[DATASET RECORDS]
____

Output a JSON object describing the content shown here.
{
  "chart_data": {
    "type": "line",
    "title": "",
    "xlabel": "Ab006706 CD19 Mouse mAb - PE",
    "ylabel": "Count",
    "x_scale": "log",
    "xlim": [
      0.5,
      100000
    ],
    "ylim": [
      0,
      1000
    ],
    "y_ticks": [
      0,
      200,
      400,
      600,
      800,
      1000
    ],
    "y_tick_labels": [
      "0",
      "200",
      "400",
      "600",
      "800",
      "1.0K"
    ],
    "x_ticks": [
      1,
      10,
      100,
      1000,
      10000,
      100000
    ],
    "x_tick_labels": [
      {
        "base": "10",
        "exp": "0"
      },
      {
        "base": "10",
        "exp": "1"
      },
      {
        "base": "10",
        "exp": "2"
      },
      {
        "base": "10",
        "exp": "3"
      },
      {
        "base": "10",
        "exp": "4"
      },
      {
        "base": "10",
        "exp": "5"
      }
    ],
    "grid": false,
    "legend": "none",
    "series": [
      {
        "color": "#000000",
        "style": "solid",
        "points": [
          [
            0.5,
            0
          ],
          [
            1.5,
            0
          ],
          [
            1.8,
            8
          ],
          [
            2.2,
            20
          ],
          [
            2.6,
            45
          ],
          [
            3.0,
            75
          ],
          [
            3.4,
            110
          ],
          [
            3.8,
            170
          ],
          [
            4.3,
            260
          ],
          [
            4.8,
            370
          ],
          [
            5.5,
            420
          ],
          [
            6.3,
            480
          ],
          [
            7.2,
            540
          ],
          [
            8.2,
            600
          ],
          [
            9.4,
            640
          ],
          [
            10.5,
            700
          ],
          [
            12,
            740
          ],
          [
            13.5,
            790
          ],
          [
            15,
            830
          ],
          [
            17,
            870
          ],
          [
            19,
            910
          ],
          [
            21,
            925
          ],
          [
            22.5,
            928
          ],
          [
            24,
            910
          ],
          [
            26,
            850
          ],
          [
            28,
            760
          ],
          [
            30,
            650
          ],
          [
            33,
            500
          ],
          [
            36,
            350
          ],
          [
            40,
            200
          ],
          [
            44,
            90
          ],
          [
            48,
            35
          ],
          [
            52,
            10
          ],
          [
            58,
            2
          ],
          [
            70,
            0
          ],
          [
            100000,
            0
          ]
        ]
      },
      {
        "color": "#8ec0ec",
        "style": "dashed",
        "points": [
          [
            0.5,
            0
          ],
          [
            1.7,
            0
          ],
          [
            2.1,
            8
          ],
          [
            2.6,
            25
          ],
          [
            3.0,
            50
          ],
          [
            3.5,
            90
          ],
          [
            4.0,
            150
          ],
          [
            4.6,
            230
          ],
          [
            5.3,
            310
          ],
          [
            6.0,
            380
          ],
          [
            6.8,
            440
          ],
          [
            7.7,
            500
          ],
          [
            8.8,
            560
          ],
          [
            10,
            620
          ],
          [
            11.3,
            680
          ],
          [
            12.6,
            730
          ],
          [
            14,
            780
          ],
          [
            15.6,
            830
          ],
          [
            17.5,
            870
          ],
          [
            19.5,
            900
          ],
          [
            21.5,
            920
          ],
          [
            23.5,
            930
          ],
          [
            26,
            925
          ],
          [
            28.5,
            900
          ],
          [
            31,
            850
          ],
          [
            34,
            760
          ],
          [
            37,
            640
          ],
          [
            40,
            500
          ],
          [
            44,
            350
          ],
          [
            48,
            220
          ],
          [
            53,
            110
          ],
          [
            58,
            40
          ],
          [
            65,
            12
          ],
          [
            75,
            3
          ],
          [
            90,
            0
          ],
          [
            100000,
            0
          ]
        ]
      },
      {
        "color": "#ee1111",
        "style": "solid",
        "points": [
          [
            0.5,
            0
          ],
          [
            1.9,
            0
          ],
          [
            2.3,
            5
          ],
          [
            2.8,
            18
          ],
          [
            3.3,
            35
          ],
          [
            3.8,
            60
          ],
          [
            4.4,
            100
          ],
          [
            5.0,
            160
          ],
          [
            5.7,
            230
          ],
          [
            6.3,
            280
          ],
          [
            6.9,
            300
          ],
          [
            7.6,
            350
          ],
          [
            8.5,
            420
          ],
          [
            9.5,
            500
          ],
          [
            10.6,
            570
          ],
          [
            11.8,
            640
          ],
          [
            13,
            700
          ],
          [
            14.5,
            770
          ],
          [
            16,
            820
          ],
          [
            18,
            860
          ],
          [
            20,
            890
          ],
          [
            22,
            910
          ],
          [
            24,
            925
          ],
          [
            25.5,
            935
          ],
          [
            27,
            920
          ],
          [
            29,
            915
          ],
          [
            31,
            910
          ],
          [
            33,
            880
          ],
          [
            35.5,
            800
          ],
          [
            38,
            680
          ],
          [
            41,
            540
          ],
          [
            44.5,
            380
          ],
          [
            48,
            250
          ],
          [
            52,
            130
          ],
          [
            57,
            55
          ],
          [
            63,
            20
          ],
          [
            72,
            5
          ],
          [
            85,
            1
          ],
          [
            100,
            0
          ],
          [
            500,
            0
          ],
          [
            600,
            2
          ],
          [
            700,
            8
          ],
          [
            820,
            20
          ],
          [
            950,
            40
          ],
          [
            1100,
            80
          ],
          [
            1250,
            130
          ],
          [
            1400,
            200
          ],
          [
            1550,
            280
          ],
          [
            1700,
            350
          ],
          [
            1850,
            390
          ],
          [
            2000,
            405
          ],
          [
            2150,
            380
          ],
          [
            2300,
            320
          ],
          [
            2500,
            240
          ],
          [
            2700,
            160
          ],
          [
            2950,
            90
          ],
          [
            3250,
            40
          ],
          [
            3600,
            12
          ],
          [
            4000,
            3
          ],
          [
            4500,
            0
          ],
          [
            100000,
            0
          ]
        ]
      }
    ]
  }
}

____

[PROBLEM REQUIREMENTS] Your answer should be a single number: the count of lines in the data that include the word "color".

[COMPLETED EXERCISE] 3